(Dataset items)
—————

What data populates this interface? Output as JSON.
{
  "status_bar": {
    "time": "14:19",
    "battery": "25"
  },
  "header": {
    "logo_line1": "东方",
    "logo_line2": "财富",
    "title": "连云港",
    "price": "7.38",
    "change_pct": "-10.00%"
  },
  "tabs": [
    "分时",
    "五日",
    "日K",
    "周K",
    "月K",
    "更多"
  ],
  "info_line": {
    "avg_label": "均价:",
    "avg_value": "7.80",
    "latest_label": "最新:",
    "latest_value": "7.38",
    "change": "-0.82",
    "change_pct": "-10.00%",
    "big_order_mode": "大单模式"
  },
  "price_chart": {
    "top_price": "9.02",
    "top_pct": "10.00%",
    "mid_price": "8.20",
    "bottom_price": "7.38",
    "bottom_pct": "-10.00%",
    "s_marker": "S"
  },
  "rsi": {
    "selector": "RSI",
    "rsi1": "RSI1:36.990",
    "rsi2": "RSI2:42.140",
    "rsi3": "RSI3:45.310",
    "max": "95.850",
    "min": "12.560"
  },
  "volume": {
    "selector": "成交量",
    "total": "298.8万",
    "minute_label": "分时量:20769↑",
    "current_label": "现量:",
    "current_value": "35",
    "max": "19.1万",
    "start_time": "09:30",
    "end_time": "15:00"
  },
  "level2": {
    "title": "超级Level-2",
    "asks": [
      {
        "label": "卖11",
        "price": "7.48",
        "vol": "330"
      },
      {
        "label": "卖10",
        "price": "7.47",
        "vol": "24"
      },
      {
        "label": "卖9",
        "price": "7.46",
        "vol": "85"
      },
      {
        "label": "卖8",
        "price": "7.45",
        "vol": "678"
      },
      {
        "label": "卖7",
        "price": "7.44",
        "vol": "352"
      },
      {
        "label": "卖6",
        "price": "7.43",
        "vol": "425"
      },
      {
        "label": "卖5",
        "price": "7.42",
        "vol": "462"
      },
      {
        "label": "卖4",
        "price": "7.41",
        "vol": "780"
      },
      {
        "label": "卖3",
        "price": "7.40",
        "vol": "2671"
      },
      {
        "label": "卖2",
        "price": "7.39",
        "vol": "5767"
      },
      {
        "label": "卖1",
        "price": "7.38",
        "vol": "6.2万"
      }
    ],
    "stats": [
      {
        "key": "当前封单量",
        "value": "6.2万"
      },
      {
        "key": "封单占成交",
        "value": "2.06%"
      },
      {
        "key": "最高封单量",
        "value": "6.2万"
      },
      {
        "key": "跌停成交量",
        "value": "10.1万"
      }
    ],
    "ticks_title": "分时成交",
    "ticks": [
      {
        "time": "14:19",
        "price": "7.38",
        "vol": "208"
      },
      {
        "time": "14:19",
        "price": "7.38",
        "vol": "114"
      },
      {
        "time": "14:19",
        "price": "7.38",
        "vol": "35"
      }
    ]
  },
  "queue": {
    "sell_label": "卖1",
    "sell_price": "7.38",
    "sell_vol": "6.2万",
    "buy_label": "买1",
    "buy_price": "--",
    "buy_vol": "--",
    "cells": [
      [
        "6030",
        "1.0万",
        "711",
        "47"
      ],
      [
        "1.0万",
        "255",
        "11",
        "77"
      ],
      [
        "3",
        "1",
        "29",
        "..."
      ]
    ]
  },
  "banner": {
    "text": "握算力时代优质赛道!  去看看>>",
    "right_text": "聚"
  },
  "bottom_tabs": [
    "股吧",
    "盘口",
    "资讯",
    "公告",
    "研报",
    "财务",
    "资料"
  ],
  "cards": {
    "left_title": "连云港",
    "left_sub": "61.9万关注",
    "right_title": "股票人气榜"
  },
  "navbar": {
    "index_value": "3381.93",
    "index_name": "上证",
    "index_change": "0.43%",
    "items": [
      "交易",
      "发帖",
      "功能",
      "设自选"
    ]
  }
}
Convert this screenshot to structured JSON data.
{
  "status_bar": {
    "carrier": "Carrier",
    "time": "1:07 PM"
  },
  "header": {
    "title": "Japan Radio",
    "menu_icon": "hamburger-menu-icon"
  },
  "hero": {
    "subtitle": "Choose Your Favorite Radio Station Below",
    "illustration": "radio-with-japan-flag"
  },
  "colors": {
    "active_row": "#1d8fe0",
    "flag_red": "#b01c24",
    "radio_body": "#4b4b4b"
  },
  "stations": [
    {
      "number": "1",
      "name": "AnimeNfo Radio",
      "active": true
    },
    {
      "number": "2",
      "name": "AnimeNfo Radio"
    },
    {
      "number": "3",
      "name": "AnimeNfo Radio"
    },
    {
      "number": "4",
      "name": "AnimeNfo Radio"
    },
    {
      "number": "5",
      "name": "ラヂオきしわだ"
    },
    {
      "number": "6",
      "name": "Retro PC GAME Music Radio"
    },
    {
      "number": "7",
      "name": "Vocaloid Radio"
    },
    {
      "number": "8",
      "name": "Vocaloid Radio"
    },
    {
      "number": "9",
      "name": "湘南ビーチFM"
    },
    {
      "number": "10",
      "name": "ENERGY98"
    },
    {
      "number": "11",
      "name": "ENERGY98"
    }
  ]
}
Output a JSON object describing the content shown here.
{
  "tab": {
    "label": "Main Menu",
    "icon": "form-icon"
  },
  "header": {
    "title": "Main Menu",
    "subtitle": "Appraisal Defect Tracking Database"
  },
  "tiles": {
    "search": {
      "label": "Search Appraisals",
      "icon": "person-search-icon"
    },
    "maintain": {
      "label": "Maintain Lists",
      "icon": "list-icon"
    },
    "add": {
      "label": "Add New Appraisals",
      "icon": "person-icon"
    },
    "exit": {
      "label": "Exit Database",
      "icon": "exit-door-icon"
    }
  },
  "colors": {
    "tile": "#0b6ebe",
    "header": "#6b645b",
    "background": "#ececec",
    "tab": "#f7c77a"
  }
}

—————

-- EXERCISE TASK --
Retype the listing. Match it exactly.

-- OUTPUT FOR THIS EXERCISE --
What data populates this interface? Output as JSON.
{
  "status_bar": {
    "time": "14:19",
    "battery": "25"
  },
  "header": {
    "logo_line1": "东方",
    "logo_line2": "财富",
    "title": "连云港",
    "price": "7.38",
    "change_pct": "-10.00%"
  },
  "tabs": [
    "分时",
    "五日",
    "日K",
    "周K",
    "月K",
    "更多"
  ],
  "info_line": {
    "avg_label": "均价:",
    "avg_value": "7.80",
    "latest_label": "最新:",
    "latest_value": "7.38",
    "change": "-0.82",
    "change_pct": "-10.00%",
    "big_order_mode": "大单模式"
  },
  "price_chart": {
    "top_price": "9.02",
    "top_pct": "10.00%",
    "mid_price": "8.20",
    "bottom_price": "7.38",
    "bottom_pct": "-10.00%",
    "s_marker": "S"
  },
  "rsi": {
    "selector": "RSI",
    "rsi1": "RSI1:36.990",
    "rsi2": "RSI2:42.140",
    "rsi3": "RSI3:45.310",
    "max": "95.850",
    "min": "12.560"
  },
  "volume": {
    "selector": "成交量",
    "total": "298.8万",
    "minute_label": "分时量:20769↑",
    "current_label": "现量:",
    "current_value": "35",
    "max": "19.1万",
    "start_time": "09:30",
    "end_time": "15:00"
  },
  "level2": {
    "title": "超级Level-2",
    "asks": [
      {
        "label": "卖11",
        "price": "7.48",
        "vol": "330"
      },
      {
        "label": "卖10",
        "price": "7.47",
        "vol": "24"
      },
      {
        "label": "卖9",
        "price": "7.46",
        "vol": "85"
      },
      {
        "label": "卖8",
        "price": "7.45",
        "vol": "678"
      },
      {
        "label": "卖7",
        "price": "7.44",
        "vol": "352"
      },
      {
        "label": "卖6",
        "price": "7.43",
        "vol": "425"
      },
      {
        "label": "卖5",
        "price": "7.42",
        "vol": "462"
      },
      {
        "label": "卖4",
        "price": "7.41",
        "vol": "780"
      },
      {
        "label": "卖3",
        "price": "7.40",
        "vol": "2671"
      },
      {
        "label": "卖2",
        "price": "7.39",
        "vol": "5767"
      },
      {
        "label": "卖1",
        "price": "7.38",
        "vol": "6.2万"
      }
    ],
    "stats": [
      {
        "key": "当前封单量",
        "value": "6.2万"
      },
      {
        "key": "封单占成交",
        "value": "2.06%"
      },
      {
        "key": "最高封单量",
        "value": "6.2万"
      },
      {
        "key": "跌停成交量",
        "value": "10.1万"
      }
    ],
    "ticks_title": "分时成交",
    "ticks": [
      {
        "time": "14:19",
        "price": "7.38",
        "vol": "208"
      },
      {
        "time": "14:19",
        "price": "7.38",
        "vol": "114"
      },
      {
        "time": "14:19",
        "price": "7.38",
        "vol": "35"
      }
    ]
  },
  "queue": {
    "sell_label": "卖1",
    "sell_price": "7.38",
    "sell_vol": "6.2万",
    "buy_label": "买1",
    "buy_price": "--",
    "buy_vol": "--",
    "cells": [
      [
        "6030",
        "1.0万",
        "711",
        "47"
      ],
      [
        "1.0万",
        "255",
        "11",
        "77"
      ],
      [
        "3",
        "1",
        "29",
        "..."
      ]
    ]
  },
  "banner": {
    "text": "握算力时代优质赛道!  去看看>>",
    "right_text": "聚"
  },
  "bottom_tabs": [
    "股吧",
    "盘口",
    "资讯",
    "公告",
    "研报",
    "财务",
    "资料"
  ],
  "cards": {
    "left_title": "连云港",
    "left_sub": "61.9万关注",
    "right_title": "股票人气榜"
  },
  "navbar": {
    "index_value": "3381.93",
    "index_name": "上证",
    "index_change": "0.43%",
    "items": [
      "交易",
      "发帖",
      "功能",
      "设自选"
    ]
  }
}
Convert this screenshot to structured JSON data.
{
  "status_bar": {
    "carrier": "Carrier",
    "time": "1:07 PM"
  },
  "header": {
    "title": "Japan Radio",
    "menu_icon": "hamburger-menu-icon"
  },
  "hero": {
    "subtitle": "Choose Your Favorite Radio Station Below",
    "illustration": "radio-with-japan-flag"
  },
  "colors": {
    "active_row": "#1d8fe0",
    "flag_red": "#b01c24",
    "radio_body": "#4b4b4b"
  },
  "stations": [
    {
      "number": "1",
      "name": "AnimeNfo Radio",
      "active": true
    },
    {
      "number": "2",
      "name": "AnimeNfo Radio"
    },
    {
      "number": "3",
      "name": "AnimeNfo Radio"
    },
    {
      "number": "4",
      "name": "AnimeNfo Radio"
    },
    {
      "number": "5",
      "name": "ラヂオきしわだ"
    },
    {
      "number": "6",
      "name": "Retro PC GAME Music Radio"
    },
    {
      "number": "7",
      "name": "Vocaloid Radio"
    },
    {
      "number": "8",
      "name": "Vocaloid Radio"
    },
    {
      "number": "9",
      "name": "湘南ビーチFM"
    },
    {
      "number": "10",
      "name": "ENERGY98"
    },
    {
      "number": "11",
      "name": "ENERGY98"
    }
  ]
}
Output a JSON object describing the content shown here.
{
  "tab": {
    "label": "Main Menu",
    "icon": "form-icon"
  },
  "header": {
    "title": "Main Menu",
    "subtitle": "Appraisal Defect Tracking Database"
  },
  "tiles": {
    "search": {
      "label": "Search Appraisals",
      "icon": "person-search-icon"
    },
    "maintain": {
      "label": "Maintain Lists",
      "icon": "list-icon"
    },
    "add": {
      "label": "Add New Appraisals",
      "icon": "person-icon"
    },
    "exit": {
      "label": "Exit Database",
      "icon": "exit-door-icon"
    }
  },
  "colors": {
    "tile": "#0b6ebe",
    "header": "#6b645b",
    "background": "#ececec",
    "tab": "#f7c77a"
  }
}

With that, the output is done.